◆ Given problem ◆
Give back every line exactly as it appears, pictures excluded.

Collected data:
-*-*-
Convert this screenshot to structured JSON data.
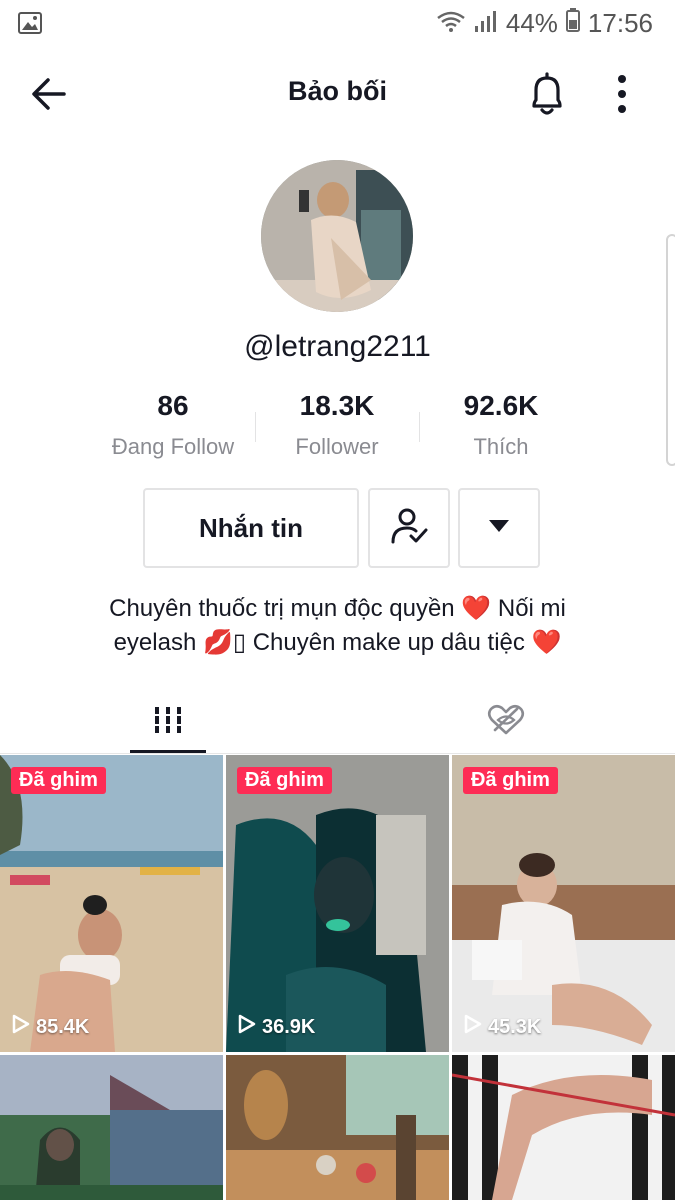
{
  "status_bar": {
    "battery": "44%",
    "time": "17:56",
    "icons": [
      "gallery-icon",
      "wifi-icon",
      "signal-icon",
      "battery-icon"
    ]
  },
  "header": {
    "title": "Bảo bối",
    "icons": [
      "back-arrow-icon",
      "bell-icon",
      "more-vertical-icon"
    ]
  },
  "profile": {
    "handle": "@letrang2211",
    "stats": [
      {
        "value": "86",
        "label": "Đang Follow"
      },
      {
        "value": "18.3K",
        "label": "Follower"
      },
      {
        "value": "92.6K",
        "label": "Thích"
      }
    ],
    "message_label": "Nhắn tin",
    "bio_line1": "Chuyên thuốc trị mụn độc quyền ❤️ Nối mi",
    "bio_line2": "eyelash 💋▯ Chuyên make up dâu tiệc ❤️"
  },
  "tabs": [
    {
      "icon": "grid-icon",
      "active": true
    },
    {
      "icon": "liked-hidden-icon",
      "active": false
    }
  ],
  "videos": [
    {
      "pinned": "Đã ghim",
      "views": "85.4K"
    },
    {
      "pinned": "Đã ghim",
      "views": "36.9K"
    },
    {
      "pinned": "Đã ghim",
      "views": "45.3K"
    },
    {
      "pinned": "",
      "views": ""
    },
    {
      "pinned": "",
      "views": ""
    },
    {
      "pinned": "",
      "views": ""
    }
  ],
  "colors": {
    "accent": "#fe2c55",
    "text": "#161823",
    "muted": "#8a8b91",
    "border": "#e3e3e4"
  }
}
-*-*-
◆ Output for this exercise ◆
Convert this screenshot to structured JSON data.
{
  "status_bar": {
    "battery": "44%",
    "time": "17:56",
    "icons": [
      "gallery-icon",
      "wifi-icon",
      "signal-icon",
      "battery-icon"
    ]
  },
  "header": {
    "title": "Bảo bối",
    "icons": [
      "back-arrow-icon",
      "bell-icon",
      "more-vertical-icon"
    ]
  },
  "profile": {
    "handle": "@letrang2211",
    "stats": [
      {
        "value": "86",
        "label": "Đang Follow"
      },
      {
        "value": "18.3K",
        "label": "Follower"
      },
      {
        "value": "92.6K",
        "label": "Thích"
      }
    ],
    "message_label": "Nhắn tin",
    "bio_line1": "Chuyên thuốc trị mụn độc quyền ❤️ Nối mi",
    "bio_line2": "eyelash 💋▯ Chuyên make up dâu tiệc ❤️"
  },
  "tabs": [
    {
      "icon": "grid-icon",
      "active": true
    },
    {
      "icon": "liked-hidden-icon",
      "active": false
    }
  ],
  "videos": [
    {
      "pinned": "Đã ghim",
      "views": "85.4K"
    },
    {
      "pinned": "Đã ghim",
      "views": "36.9K"
    },
    {
      "pinned": "Đã ghim",
      "views": "45.3K"
    },
    {
      "pinned": "",
      "views": ""
    },
    {
      "pinned": "",
      "views": ""
    },
    {
      "pinned": "",
      "views": ""
    }
  ],
  "colors": {
    "accent": "#fe2c55",
    "text": "#161823",
    "muted": "#8a8b91",
    "border": "#e3e3e4"
  }
}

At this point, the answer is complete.